In this exercise, reproduce all the entries that follow exactly.
--- Dataset extract ---
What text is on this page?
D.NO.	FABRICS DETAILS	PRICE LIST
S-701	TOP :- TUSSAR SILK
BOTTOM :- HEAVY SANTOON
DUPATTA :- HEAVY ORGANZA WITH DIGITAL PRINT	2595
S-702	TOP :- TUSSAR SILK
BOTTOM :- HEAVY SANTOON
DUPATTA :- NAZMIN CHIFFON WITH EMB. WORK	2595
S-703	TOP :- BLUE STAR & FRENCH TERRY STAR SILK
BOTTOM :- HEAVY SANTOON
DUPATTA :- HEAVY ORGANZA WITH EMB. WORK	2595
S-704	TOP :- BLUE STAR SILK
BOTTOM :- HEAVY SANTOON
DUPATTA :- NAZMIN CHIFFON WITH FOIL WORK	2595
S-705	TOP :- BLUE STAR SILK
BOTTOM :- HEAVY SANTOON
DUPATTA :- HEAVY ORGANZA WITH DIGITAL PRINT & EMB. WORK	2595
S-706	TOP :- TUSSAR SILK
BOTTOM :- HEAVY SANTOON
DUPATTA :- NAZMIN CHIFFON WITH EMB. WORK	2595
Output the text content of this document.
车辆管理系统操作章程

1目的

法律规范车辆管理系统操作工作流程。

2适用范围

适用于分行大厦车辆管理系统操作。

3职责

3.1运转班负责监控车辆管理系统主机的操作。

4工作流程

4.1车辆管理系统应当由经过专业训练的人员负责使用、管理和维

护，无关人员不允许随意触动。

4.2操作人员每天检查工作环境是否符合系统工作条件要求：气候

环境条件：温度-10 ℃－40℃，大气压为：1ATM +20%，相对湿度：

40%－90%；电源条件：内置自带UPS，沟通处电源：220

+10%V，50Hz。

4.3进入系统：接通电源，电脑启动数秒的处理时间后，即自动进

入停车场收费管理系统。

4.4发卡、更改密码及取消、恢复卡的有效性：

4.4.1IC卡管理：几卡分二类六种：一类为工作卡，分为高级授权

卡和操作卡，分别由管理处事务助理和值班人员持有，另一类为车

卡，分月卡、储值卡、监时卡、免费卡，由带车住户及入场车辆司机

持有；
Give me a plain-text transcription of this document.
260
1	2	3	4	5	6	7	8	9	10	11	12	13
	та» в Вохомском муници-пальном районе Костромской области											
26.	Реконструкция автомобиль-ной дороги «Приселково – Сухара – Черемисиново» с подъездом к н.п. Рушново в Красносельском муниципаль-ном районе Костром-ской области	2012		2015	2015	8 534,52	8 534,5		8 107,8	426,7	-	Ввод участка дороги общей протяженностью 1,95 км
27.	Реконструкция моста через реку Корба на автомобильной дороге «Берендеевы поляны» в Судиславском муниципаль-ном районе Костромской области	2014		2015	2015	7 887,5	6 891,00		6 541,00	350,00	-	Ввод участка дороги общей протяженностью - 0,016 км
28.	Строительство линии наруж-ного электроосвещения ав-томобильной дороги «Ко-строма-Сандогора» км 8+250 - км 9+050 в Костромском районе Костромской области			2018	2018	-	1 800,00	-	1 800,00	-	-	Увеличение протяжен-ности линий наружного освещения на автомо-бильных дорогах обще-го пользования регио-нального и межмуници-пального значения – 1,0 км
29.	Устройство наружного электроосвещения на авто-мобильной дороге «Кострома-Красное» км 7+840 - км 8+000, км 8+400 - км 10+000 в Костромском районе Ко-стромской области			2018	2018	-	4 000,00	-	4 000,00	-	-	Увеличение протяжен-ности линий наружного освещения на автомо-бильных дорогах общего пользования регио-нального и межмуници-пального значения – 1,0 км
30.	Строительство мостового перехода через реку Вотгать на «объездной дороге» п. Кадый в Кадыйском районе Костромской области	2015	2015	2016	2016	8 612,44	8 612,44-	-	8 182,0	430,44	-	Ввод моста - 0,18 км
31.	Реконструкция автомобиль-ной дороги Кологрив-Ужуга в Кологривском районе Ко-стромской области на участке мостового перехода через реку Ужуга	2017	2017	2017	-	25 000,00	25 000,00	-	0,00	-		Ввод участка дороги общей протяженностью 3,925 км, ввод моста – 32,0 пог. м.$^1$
---
- _Correct answer_
What text is on this page?
D.NO.	FABRICS DETAILS	PRICE LIST
S-701	TOP :- TUSSAR SILK
BOTTOM :- HEAVY SANTOON
DUPATTA :- HEAVY ORGANZA WITH DIGITAL PRINT	2595
S-702	TOP :- TUSSAR SILK
BOTTOM :- HEAVY SANTOON
DUPATTA :- NAZMIN CHIFFON WITH EMB. WORK	2595
S-703	TOP :- BLUE STAR & FRENCH TERRY STAR SILK
BOTTOM :- HEAVY SANTOON
DUPATTA :- HEAVY ORGANZA WITH EMB. WORK	2595
S-704	TOP :- BLUE STAR SILK
BOTTOM :- HEAVY SANTOON
DUPATTA :- NAZMIN CHIFFON WITH FOIL WORK	2595
S-705	TOP :- BLUE STAR SILK
BOTTOM :- HEAVY SANTOON
DUPATTA :- HEAVY ORGANZA WITH DIGITAL PRINT & EMB. WORK	2595
S-706	TOP :- TUSSAR SILK
BOTTOM :- HEAVY SANTOON
DUPATTA :- NAZMIN CHIFFON WITH EMB. WORK	2595
Output the text content of this document.
车辆管理系统操作章程

1目的

法律规范车辆管理系统操作工作流程。

2适用范围

适用于分行大厦车辆管理系统操作。

3职责

3.1运转班负责监控车辆管理系统主机的操作。

4工作流程

4.1车辆管理系统应当由经过专业训练的人员负责使用、管理和维

护，无关人员不允许随意触动。

4.2操作人员每天检查工作环境是否符合系统工作条件要求：气候

环境条件：温度-10 ℃－40℃，大气压为：1ATM +20%，相对湿度：

40%－90%；电源条件：内置自带UPS，沟通处电源：220

+10%V，50Hz。

4.3进入系统：接通电源，电脑启动数秒的处理时间后，即自动进

入停车场收费管理系统。

4.4发卡、更改密码及取消、恢复卡的有效性：

4.4.1IC卡管理：几卡分二类六种：一类为工作卡，分为高级授权

卡和操作卡，分别由管理处事务助理和值班人员持有，另一类为车

卡，分月卡、储值卡、监时卡、免费卡，由带车住户及入场车辆司机

持有；
Give me a plain-text transcription of this document.
260
1	2	3	4	5	6	7	8	9	10	11	12	13
	та» в Вохомском муници-пальном районе Костромской области											
26.	Реконструкция автомобиль-ной дороги «Приселково – Сухара – Черемисиново» с подъездом к н.п. Рушново в Красносельском муниципаль-ном районе Костром-ской области	2012		2015	2015	8 534,52	8 534,5		8 107,8	426,7	-	Ввод участка дороги общей протяженностью 1,95 км
27.	Реконструкция моста через реку Корба на автомобильной дороге «Берендеевы поляны» в Судиславском муниципаль-ном районе Костромской области	2014		2015	2015	7 887,5	6 891,00		6 541,00	350,00	-	Ввод участка дороги общей протяженностью - 0,016 км
28.	Строительство линии наруж-ного электроосвещения ав-томобильной дороги «Ко-строма-Сандогора» км 8+250 - км 9+050 в Костромском районе Костромской области			2018	2018	-	1 800,00	-	1 800,00	-	-	Увеличение протяжен-ности линий наружного освещения на автомо-бильных дорогах обще-го пользования регио-нального и межмуници-пального значения – 1,0 км
29.	Устройство наружного электроосвещения на авто-мобильной дороге «Кострома-Красное» км 7+840 - км 8+000, км 8+400 - км 10+000 в Костромском районе Ко-стромской области			2018	2018	-	4 000,00	-	4 000,00	-	-	Увеличение протяжен-ности линий наружного освещения на автомо-бильных дорогах общего пользования регио-нального и межмуници-пального значения – 1,0 км
30.	Строительство мостового перехода через реку Вотгать на «объездной дороге» п. Кадый в Кадыйском районе Костромской области	2015	2015	2016	2016	8 612,44	8 612,44-	-	8 182,0	430,44	-	Ввод моста - 0,18 км
31.	Реконструкция автомобиль-ной дороги Кологрив-Ужуга в Кологривском районе Ко-стромской области на участке мостового перехода через реку Ужуга	2017	2017	2017	-	25 000,00	25 000,00	-	0,00	-		Ввод участка дороги общей протяженностью 3,925 км, ввод моста – 32,0 пог. м.$^1$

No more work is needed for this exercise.